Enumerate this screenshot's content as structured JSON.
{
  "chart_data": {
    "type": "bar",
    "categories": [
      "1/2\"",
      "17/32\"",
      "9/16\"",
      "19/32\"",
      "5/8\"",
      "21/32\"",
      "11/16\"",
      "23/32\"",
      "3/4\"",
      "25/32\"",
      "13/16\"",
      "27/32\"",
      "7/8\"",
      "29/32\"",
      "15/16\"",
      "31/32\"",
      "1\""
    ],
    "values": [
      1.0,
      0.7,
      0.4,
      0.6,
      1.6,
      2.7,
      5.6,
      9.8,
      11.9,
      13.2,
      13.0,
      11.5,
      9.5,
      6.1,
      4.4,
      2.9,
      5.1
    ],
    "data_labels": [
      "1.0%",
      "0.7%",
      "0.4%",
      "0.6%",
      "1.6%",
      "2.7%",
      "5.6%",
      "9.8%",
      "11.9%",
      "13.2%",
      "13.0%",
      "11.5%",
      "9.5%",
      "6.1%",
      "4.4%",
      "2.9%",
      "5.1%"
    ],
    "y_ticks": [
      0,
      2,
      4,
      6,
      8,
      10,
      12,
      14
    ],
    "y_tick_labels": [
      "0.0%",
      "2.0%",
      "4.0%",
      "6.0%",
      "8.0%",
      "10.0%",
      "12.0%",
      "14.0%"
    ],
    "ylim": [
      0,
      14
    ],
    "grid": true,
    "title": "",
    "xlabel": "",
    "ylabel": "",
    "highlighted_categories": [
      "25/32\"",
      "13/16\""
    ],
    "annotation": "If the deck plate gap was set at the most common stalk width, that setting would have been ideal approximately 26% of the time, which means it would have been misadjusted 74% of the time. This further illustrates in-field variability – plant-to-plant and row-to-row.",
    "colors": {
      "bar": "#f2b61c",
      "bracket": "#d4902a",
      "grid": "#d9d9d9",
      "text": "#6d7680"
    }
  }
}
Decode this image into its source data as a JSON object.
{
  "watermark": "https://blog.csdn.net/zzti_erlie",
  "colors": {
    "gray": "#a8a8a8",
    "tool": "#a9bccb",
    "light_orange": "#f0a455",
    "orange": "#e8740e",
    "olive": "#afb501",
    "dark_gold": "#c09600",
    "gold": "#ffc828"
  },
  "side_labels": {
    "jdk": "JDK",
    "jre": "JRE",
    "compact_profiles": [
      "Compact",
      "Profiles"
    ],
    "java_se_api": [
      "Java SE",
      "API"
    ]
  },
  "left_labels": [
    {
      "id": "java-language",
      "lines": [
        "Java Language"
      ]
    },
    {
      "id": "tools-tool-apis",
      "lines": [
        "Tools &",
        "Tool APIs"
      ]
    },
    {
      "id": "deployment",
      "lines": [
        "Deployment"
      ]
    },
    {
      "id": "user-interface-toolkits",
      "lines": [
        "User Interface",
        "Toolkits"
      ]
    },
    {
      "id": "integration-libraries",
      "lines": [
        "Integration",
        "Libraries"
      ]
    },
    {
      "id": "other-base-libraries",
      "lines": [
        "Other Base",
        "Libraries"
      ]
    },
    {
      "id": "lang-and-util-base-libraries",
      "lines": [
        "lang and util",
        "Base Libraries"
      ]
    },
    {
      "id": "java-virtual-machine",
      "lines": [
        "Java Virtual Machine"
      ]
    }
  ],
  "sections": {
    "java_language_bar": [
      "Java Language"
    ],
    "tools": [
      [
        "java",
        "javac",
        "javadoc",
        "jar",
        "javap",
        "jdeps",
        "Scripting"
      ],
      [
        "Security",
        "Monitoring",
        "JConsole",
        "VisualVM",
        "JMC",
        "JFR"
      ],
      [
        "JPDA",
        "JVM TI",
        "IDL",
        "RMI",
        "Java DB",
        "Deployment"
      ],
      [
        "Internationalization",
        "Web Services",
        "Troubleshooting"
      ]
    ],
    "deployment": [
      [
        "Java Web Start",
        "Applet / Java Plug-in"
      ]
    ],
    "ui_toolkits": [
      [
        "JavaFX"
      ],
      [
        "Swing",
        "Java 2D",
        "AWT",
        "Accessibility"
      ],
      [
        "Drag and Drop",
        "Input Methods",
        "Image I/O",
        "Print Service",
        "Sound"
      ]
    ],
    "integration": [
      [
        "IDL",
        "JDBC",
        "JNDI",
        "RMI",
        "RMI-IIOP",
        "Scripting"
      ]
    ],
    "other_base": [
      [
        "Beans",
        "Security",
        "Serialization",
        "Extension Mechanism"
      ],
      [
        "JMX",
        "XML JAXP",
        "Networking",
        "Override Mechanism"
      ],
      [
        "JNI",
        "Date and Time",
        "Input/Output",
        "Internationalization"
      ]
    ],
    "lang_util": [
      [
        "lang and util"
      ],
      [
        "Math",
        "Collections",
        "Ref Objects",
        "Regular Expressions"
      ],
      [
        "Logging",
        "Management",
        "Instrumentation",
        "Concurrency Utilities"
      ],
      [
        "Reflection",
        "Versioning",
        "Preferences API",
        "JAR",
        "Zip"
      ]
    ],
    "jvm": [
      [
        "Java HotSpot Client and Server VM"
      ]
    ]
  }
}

Aim: Set down the listing in full, keeping every word exactly as it is.

Full answer:
Enumerate this screenshot's content as structured JSON.
{
  "chart_data": {
    "type": "bar",
    "categories": [
      "1/2\"",
      "17/32\"",
      "9/16\"",
      "19/32\"",
      "5/8\"",
      "21/32\"",
      "11/16\"",
      "23/32\"",
      "3/4\"",
      "25/32\"",
      "13/16\"",
      "27/32\"",
      "7/8\"",
      "29/32\"",
      "15/16\"",
      "31/32\"",
      "1\""
    ],
    "values": [
      1.0,
      0.7,
      0.4,
      0.6,
      1.6,
      2.7,
      5.6,
      9.8,
      11.9,
      13.2,
      13.0,
      11.5,
      9.5,
      6.1,
      4.4,
      2.9,
      5.1
    ],
    "data_labels": [
      "1.0%",
      "0.7%",
      "0.4%",
      "0.6%",
      "1.6%",
      "2.7%",
      "5.6%",
      "9.8%",
      "11.9%",
      "13.2%",
      "13.0%",
      "11.5%",
      "9.5%",
      "6.1%",
      "4.4%",
      "2.9%",
      "5.1%"
    ],
    "y_ticks": [
      0,
      2,
      4,
      6,
      8,
      10,
      12,
      14
    ],
    "y_tick_labels": [
      "0.0%",
      "2.0%",
      "4.0%",
      "6.0%",
      "8.0%",
      "10.0%",
      "12.0%",
      "14.0%"
    ],
    "ylim": [
      0,
      14
    ],
    "grid": true,
    "title": "",
    "xlabel": "",
    "ylabel": "",
    "highlighted_categories": [
      "25/32\"",
      "13/16\""
    ],
    "annotation": "If the deck plate gap was set at the most common stalk width, that setting would have been ideal approximately 26% of the time, which means it would have been misadjusted 74% of the time. This further illustrates in-field variability – plant-to-plant and row-to-row.",
    "colors": {
      "bar": "#f2b61c",
      "bracket": "#d4902a",
      "grid": "#d9d9d9",
      "text": "#6d7680"
    }
  }
}
Decode this image into its source data as a JSON object.
{
  "watermark": "https://blog.csdn.net/zzti_erlie",
  "colors": {
    "gray": "#a8a8a8",
    "tool": "#a9bccb",
    "light_orange": "#f0a455",
    "orange": "#e8740e",
    "olive": "#afb501",
    "dark_gold": "#c09600",
    "gold": "#ffc828"
  },
  "side_labels": {
    "jdk": "JDK",
    "jre": "JRE",
    "compact_profiles": [
      "Compact",
      "Profiles"
    ],
    "java_se_api": [
      "Java SE",
      "API"
    ]
  },
  "left_labels": [
    {
      "id": "java-language",
      "lines": [
        "Java Language"
      ]
    },
    {
      "id": "tools-tool-apis",
      "lines": [
        "Tools &",
        "Tool APIs"
      ]
    },
    {
      "id": "deployment",
      "lines": [
        "Deployment"
      ]
    },
    {
      "id": "user-interface-toolkits",
      "lines": [
        "User Interface",
        "Toolkits"
      ]
    },
    {
      "id": "integration-libraries",
      "lines": [
        "Integration",
        "Libraries"
      ]
    },
    {
      "id": "other-base-libraries",
      "lines": [
        "Other Base",
        "Libraries"
      ]
    },
    {
      "id": "lang-and-util-base-libraries",
      "lines": [
        "lang and util",
        "Base Libraries"
      ]
    },
    {
      "id": "java-virtual-machine",
      "lines": [
        "Java Virtual Machine"
      ]
    }
  ],
  "sections": {
    "java_language_bar": [
      "Java Language"
    ],
    "tools": [
      [
        "java",
        "javac",
        "javadoc",
        "jar",
        "javap",
        "jdeps",
        "Scripting"
      ],
      [
        "Security",
        "Monitoring",
        "JConsole",
        "VisualVM",
        "JMC",
        "JFR"
      ],
      [
        "JPDA",
        "JVM TI",
        "IDL",
        "RMI",
        "Java DB",
        "Deployment"
      ],
      [
        "Internationalization",
        "Web Services",
        "Troubleshooting"
      ]
    ],
    "deployment": [
      [
        "Java Web Start",
        "Applet / Java Plug-in"
      ]
    ],
    "ui_toolkits": [
      [
        "JavaFX"
      ],
      [
        "Swing",
        "Java 2D",
        "AWT",
        "Accessibility"
      ],
      [
        "Drag and Drop",
        "Input Methods",
        "Image I/O",
        "Print Service",
        "Sound"
      ]
    ],
    "integration": [
      [
        "IDL",
        "JDBC",
        "JNDI",
        "RMI",
        "RMI-IIOP",
        "Scripting"
      ]
    ],
    "other_base": [
      [
        "Beans",
        "Security",
        "Serialization",
        "Extension Mechanism"
      ],
      [
        "JMX",
        "XML JAXP",
        "Networking",
        "Override Mechanism"
      ],
      [
        "JNI",
        "Date and Time",
        "Input/Output",
        "Internationalization"
      ]
    ],
    "lang_util": [
      [
        "lang and util"
      ],
      [
        "Math",
        "Collections",
        "Ref Objects",
        "Regular Expressions"
      ],
      [
        "Logging",
        "Management",
        "Instrumentation",
        "Concurrency Utilities"
      ],
      [
        "Reflection",
        "Versioning",
        "Preferences API",
        "JAR",
        "Zip"
      ]
    ],
    "jvm": [
      [
        "Java HotSpot Client and Server VM"
      ]
    ]
  }
}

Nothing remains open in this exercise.